── INFORMATION SUPPLIED
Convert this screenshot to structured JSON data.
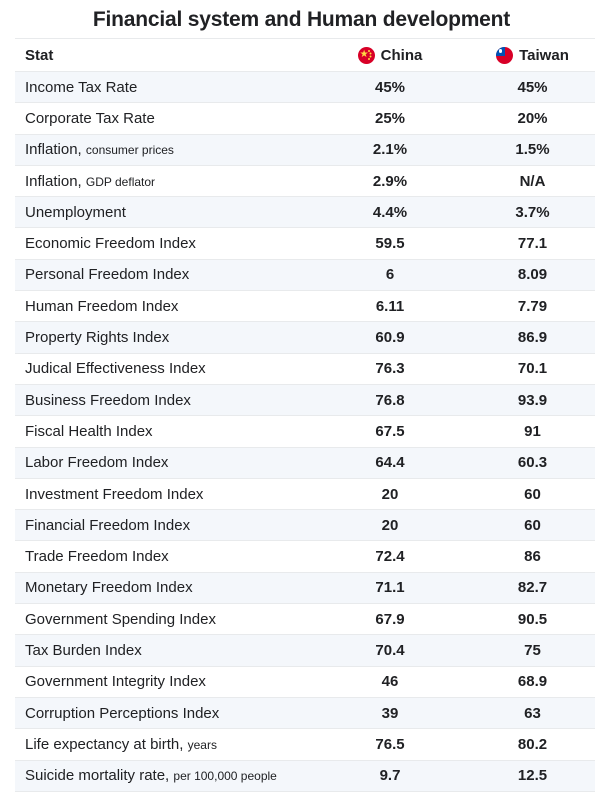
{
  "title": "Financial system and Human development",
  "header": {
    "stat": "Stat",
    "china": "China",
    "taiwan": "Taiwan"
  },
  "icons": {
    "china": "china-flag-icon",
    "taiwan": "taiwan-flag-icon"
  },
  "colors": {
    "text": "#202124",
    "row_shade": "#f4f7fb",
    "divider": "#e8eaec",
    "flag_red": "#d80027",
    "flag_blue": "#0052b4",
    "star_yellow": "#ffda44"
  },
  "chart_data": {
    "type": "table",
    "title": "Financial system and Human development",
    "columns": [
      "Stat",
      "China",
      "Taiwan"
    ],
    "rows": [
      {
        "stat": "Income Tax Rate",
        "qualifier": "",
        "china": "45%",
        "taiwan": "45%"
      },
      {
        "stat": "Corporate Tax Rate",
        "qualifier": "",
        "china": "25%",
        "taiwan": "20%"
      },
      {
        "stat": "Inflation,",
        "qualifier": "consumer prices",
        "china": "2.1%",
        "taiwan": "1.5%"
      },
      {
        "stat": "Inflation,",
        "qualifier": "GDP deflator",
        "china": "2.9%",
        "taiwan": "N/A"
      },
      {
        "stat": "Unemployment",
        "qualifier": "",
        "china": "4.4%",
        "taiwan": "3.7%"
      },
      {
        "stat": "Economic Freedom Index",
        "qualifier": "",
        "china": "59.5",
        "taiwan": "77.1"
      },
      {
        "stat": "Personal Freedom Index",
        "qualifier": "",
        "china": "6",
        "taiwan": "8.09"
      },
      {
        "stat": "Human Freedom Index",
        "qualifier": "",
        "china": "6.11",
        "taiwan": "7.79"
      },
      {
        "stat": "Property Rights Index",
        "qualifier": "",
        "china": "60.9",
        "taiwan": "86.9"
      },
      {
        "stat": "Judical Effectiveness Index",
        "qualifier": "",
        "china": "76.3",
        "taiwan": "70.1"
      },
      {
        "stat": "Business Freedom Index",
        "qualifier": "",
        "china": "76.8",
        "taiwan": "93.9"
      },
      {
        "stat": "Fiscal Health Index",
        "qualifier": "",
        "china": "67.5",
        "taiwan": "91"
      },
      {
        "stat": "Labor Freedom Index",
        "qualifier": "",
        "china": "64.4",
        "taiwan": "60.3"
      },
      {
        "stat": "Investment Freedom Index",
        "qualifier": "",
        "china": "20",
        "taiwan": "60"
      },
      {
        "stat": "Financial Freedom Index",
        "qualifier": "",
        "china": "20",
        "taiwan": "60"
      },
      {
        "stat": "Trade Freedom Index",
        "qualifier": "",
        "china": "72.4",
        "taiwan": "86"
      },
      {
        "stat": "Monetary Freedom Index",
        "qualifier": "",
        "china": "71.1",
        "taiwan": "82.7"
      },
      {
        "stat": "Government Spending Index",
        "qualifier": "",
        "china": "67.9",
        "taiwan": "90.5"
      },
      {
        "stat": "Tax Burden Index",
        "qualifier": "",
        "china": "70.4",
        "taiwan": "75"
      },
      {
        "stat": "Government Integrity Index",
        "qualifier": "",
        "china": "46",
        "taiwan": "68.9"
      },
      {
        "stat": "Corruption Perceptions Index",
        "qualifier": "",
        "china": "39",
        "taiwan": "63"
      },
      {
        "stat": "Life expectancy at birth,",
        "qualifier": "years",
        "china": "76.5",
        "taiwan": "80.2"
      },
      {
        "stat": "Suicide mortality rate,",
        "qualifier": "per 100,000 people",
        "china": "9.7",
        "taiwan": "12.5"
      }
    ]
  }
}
────
── INFORMATION SUPPLIED
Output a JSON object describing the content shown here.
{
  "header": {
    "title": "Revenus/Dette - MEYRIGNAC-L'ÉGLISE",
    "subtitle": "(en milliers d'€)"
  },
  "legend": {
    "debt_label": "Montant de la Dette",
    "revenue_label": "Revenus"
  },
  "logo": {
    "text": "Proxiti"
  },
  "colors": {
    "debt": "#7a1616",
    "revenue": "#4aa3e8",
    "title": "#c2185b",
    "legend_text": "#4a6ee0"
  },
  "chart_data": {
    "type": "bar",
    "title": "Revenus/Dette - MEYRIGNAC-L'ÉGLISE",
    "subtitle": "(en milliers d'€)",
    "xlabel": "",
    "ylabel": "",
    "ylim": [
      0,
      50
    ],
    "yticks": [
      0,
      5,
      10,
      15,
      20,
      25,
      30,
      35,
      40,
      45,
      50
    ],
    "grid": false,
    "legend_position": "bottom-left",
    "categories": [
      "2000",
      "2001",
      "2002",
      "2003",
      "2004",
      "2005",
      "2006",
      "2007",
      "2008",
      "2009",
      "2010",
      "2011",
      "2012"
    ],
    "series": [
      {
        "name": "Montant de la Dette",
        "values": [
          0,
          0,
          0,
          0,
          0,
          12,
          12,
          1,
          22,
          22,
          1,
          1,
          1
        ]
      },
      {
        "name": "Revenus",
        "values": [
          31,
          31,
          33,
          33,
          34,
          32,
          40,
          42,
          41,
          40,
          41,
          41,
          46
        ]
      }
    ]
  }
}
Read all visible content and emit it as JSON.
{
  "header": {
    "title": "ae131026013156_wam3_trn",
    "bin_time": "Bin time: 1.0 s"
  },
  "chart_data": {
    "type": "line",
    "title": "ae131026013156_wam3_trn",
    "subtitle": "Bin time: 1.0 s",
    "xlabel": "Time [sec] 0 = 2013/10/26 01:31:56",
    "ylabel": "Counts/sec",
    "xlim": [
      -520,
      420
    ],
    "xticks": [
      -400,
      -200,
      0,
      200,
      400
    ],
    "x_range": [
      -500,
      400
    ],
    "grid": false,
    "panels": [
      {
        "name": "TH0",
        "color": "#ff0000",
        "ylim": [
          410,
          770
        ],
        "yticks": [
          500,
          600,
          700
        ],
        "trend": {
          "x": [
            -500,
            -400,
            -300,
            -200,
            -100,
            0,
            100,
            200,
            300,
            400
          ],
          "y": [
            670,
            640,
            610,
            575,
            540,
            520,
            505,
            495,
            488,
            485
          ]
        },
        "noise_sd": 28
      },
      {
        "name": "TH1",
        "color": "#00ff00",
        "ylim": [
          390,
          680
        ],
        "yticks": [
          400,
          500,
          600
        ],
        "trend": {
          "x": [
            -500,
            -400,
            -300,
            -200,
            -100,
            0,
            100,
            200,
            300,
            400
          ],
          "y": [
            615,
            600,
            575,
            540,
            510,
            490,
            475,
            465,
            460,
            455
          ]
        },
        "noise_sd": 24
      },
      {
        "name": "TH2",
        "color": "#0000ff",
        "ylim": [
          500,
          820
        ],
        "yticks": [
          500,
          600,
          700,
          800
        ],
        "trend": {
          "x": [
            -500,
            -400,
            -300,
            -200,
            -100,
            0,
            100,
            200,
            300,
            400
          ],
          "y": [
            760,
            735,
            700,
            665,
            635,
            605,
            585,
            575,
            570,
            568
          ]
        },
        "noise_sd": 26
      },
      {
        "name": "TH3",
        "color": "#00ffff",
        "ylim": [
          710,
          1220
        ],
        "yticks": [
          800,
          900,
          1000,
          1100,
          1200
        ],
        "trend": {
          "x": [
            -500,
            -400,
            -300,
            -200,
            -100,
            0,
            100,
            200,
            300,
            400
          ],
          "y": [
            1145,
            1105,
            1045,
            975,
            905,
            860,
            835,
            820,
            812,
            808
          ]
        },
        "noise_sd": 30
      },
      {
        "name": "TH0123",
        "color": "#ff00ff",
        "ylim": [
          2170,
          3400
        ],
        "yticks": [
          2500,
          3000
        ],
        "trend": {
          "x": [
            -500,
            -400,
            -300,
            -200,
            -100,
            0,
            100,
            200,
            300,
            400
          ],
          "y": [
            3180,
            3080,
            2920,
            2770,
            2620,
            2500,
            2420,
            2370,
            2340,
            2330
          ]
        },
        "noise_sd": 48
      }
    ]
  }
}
────
### REQUEST
Write out every line of the preceding listing that contains "development".

### ANSWER TO THE TASK
  "title": "Financial system and Human development",
    "title": "Financial system and Human development",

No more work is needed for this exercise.